-- YOUR TASK --
Look through the listing below and work out how many of its lines hold the word "screenshot". Give only the number.

-- RECORDS SHOWN --
###

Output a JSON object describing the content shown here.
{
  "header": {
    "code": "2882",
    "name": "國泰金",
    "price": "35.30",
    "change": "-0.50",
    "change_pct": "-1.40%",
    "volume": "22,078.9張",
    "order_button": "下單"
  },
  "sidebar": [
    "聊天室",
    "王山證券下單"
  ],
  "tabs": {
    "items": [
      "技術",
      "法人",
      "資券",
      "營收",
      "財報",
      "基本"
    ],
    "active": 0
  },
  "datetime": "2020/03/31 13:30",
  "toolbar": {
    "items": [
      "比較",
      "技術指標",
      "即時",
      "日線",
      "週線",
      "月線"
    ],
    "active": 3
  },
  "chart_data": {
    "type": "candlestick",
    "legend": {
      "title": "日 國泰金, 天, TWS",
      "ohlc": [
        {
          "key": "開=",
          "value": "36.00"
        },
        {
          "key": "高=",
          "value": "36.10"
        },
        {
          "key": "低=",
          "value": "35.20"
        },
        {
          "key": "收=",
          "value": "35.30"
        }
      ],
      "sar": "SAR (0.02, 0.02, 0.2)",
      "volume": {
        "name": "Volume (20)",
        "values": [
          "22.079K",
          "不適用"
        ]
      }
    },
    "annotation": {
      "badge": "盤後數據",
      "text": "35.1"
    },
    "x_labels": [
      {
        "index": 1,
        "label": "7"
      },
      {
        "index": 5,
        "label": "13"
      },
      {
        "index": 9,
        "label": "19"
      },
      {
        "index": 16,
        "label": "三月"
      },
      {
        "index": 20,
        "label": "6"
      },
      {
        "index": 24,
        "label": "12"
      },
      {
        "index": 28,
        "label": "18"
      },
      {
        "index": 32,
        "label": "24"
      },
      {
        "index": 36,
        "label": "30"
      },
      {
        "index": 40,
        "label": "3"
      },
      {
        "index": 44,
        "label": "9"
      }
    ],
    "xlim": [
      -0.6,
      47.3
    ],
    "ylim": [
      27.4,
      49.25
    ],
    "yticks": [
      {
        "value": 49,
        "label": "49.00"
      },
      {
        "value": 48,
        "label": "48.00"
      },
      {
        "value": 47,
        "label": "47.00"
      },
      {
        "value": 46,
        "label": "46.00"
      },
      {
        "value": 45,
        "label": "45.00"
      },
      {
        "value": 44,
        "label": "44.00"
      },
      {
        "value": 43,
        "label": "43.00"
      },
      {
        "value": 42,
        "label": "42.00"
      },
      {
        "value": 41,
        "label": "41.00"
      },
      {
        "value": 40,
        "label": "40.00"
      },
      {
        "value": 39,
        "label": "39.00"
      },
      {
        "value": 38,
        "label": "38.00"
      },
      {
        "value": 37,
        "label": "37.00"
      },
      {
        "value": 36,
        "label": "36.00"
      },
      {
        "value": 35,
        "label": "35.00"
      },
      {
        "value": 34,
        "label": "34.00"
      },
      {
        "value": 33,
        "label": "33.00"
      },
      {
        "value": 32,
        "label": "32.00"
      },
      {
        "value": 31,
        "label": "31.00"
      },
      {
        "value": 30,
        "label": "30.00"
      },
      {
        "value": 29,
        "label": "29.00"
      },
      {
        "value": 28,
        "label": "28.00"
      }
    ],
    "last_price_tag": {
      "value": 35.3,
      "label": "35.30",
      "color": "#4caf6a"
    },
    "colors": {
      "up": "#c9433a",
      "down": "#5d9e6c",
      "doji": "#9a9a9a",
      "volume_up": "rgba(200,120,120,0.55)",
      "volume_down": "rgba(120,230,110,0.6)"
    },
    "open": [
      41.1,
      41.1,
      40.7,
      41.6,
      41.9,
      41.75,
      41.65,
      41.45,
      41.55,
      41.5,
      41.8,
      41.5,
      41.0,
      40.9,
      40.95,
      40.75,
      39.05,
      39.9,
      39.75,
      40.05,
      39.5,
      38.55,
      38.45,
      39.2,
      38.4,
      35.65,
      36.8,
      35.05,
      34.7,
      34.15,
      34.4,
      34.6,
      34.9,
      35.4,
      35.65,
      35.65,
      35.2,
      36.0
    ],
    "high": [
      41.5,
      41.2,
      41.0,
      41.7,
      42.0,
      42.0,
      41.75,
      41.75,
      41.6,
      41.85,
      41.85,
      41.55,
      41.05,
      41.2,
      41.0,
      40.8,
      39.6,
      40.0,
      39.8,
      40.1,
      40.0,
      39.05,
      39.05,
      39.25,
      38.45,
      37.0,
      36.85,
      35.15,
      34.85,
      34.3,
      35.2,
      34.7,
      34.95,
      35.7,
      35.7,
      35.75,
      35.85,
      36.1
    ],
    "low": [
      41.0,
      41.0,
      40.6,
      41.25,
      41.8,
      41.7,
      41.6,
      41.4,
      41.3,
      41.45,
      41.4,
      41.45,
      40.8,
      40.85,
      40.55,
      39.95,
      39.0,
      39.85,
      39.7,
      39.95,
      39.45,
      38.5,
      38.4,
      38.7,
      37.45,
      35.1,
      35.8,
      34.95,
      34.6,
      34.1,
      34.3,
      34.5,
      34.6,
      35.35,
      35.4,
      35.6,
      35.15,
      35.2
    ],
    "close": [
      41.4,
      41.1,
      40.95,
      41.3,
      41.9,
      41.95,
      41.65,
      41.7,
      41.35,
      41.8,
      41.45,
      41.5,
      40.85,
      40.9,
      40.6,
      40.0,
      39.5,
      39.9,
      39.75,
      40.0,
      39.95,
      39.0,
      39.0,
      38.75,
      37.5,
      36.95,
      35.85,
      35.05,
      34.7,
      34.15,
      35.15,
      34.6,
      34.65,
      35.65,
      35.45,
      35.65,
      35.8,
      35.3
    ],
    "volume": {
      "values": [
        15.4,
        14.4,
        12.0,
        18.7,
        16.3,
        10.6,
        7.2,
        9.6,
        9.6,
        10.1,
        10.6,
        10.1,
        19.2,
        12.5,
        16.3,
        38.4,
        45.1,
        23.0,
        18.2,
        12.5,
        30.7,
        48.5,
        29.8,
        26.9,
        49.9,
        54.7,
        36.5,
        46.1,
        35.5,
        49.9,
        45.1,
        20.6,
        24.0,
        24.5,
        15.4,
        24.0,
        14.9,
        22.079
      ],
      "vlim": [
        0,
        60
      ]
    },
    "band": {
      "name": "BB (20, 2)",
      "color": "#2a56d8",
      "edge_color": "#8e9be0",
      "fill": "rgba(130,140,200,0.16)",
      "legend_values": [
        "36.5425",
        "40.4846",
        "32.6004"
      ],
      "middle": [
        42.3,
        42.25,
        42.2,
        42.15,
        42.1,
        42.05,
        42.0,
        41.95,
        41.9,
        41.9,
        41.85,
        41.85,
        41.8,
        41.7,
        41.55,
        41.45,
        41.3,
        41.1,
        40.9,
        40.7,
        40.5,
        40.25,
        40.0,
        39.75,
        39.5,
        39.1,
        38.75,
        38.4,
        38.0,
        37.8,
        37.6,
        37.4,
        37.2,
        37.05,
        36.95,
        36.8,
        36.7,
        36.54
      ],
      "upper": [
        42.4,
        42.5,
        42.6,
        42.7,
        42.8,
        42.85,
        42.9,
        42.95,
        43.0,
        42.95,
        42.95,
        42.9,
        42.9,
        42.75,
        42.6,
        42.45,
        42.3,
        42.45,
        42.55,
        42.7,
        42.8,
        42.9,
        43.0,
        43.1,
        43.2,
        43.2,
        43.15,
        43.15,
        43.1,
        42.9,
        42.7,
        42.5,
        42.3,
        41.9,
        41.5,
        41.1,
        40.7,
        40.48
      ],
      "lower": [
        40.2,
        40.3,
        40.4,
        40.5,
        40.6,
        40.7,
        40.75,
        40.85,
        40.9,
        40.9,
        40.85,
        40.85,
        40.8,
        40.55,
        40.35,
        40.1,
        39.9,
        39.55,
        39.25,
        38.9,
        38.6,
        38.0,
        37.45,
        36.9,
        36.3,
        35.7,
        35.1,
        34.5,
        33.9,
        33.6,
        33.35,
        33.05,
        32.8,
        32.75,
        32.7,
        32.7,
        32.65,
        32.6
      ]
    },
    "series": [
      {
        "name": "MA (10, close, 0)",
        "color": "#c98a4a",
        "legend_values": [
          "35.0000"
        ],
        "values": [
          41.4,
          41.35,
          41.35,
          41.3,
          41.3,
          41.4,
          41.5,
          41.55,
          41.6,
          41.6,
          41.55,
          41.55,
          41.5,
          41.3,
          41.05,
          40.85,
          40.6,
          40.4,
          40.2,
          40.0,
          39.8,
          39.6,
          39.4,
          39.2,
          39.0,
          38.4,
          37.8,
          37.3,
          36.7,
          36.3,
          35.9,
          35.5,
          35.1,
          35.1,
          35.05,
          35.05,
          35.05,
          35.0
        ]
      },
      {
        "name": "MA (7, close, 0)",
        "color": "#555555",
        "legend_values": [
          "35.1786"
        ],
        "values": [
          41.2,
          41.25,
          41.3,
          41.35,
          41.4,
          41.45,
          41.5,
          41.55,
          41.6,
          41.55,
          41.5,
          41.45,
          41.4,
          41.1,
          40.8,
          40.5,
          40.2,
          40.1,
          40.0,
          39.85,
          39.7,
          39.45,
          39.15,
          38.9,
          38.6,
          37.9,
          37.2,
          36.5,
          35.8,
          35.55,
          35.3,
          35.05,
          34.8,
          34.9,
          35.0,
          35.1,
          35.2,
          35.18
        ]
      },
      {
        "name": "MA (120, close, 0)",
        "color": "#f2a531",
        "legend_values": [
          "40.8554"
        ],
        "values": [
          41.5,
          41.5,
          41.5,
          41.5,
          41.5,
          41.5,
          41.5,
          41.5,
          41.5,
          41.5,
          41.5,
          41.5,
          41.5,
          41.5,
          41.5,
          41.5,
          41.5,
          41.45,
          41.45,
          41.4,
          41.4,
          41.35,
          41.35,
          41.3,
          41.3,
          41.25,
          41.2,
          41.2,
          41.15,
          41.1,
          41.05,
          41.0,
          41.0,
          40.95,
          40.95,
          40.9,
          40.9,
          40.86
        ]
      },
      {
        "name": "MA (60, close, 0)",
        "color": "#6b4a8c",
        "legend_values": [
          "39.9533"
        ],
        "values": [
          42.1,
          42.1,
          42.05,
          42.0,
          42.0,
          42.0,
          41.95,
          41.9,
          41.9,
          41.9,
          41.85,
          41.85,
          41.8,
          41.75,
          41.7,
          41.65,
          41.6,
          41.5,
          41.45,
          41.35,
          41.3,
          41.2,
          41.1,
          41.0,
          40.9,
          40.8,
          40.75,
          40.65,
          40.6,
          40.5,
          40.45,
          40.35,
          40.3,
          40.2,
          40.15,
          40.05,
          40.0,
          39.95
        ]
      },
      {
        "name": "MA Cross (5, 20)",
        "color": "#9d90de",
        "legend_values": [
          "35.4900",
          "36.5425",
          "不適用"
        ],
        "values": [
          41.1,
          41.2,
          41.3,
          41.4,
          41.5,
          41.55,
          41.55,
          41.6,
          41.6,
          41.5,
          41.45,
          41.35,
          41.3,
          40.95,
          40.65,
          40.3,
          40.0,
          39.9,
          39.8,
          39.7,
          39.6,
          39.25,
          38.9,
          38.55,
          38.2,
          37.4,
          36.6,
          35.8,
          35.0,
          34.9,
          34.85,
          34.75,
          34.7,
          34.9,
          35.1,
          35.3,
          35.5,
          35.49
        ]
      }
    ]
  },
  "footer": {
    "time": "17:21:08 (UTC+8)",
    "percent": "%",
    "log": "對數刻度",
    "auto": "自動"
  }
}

###

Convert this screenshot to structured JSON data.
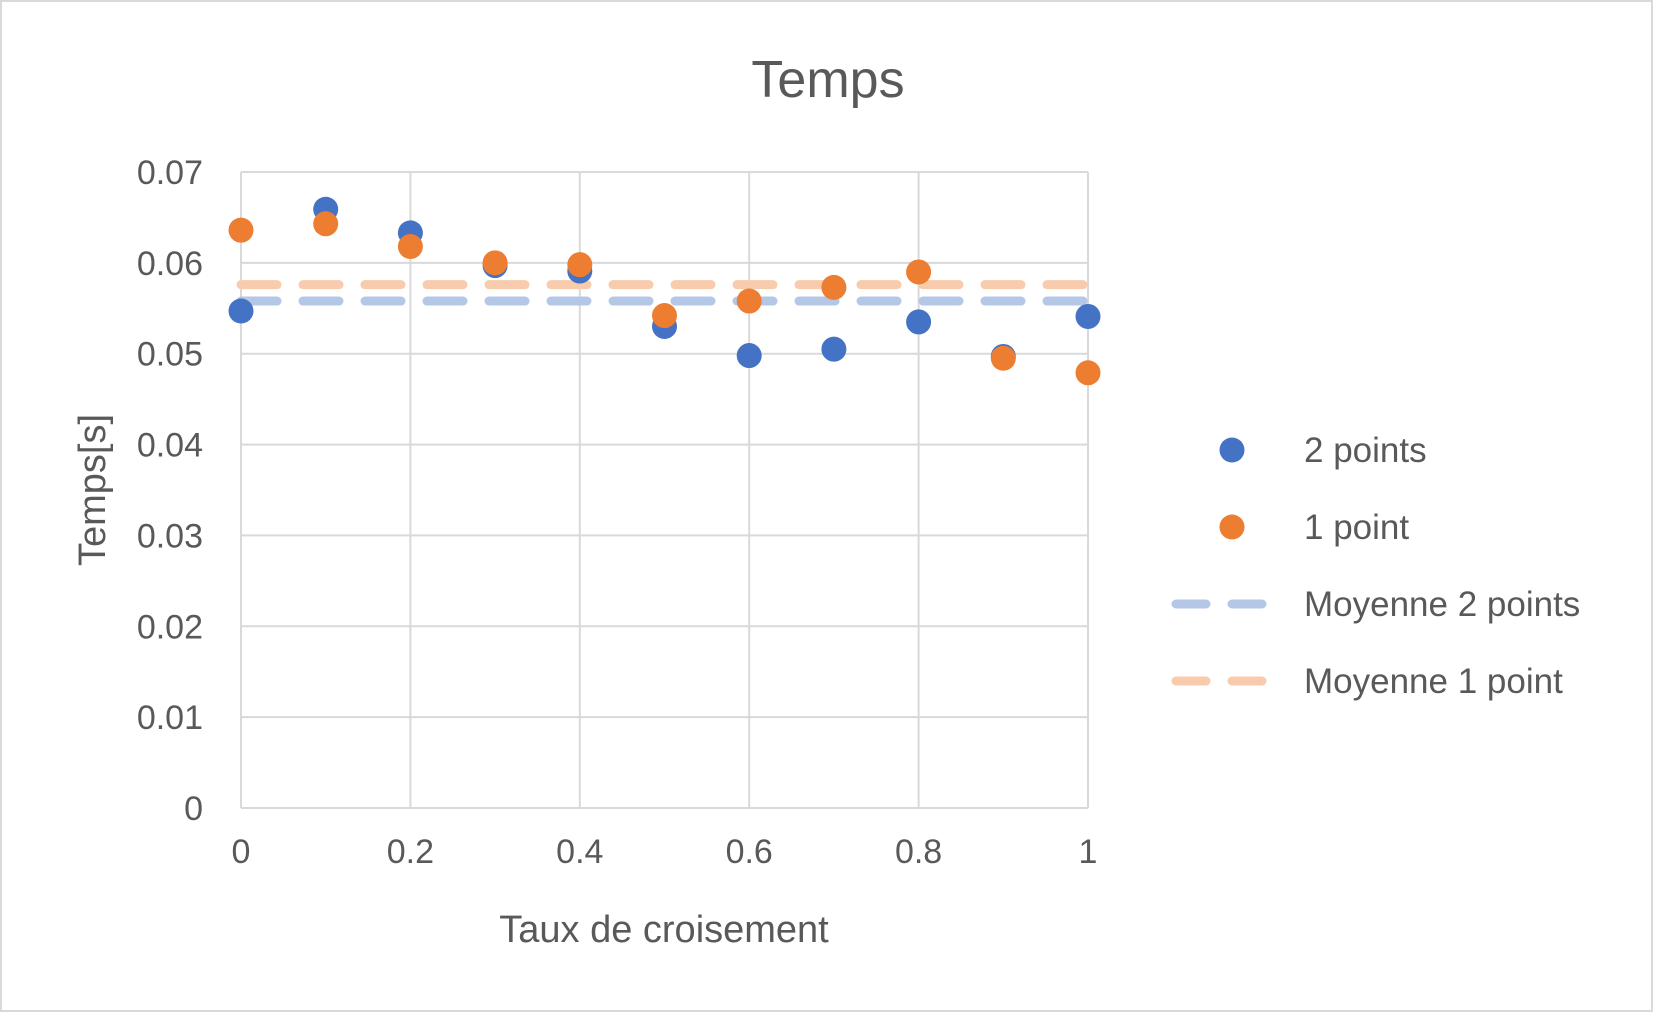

###

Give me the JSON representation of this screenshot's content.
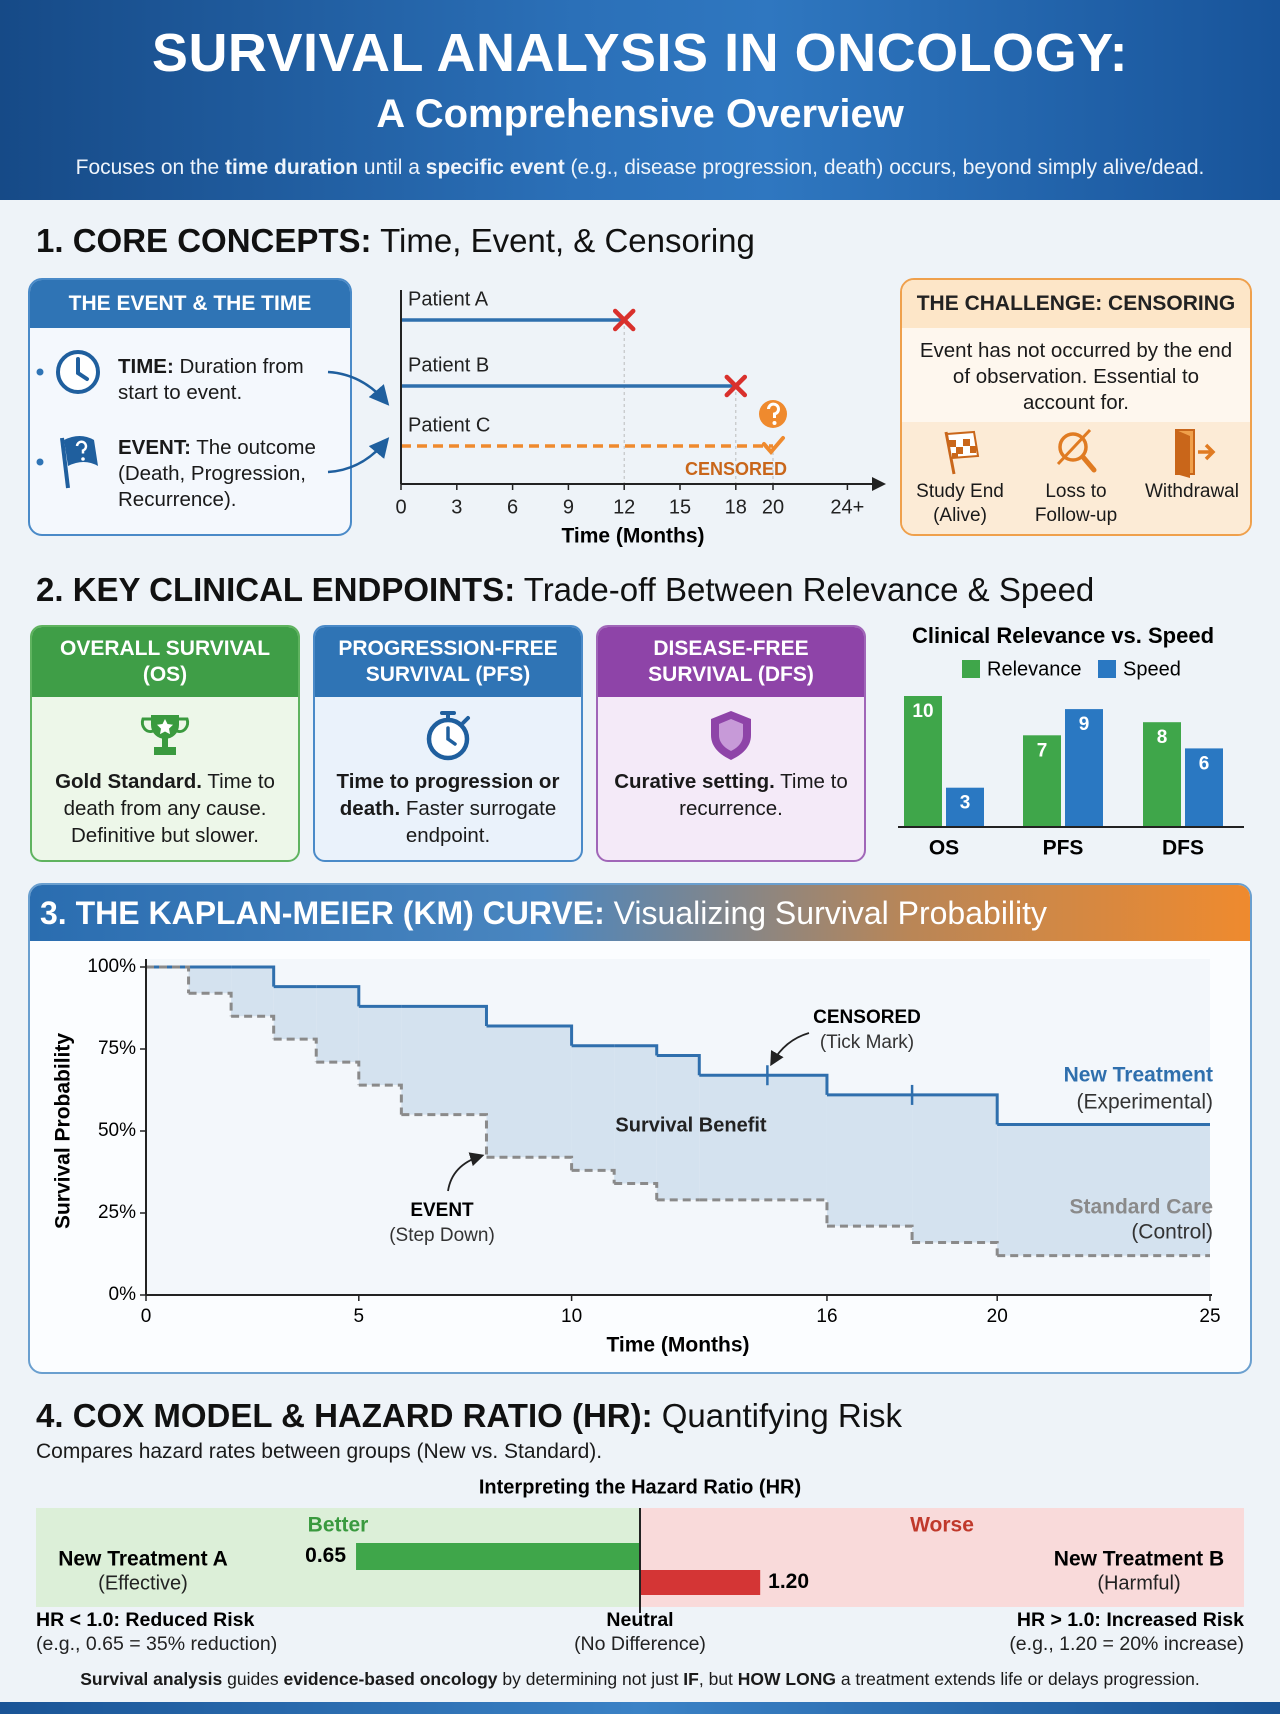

###

-- TASK RESULT --
2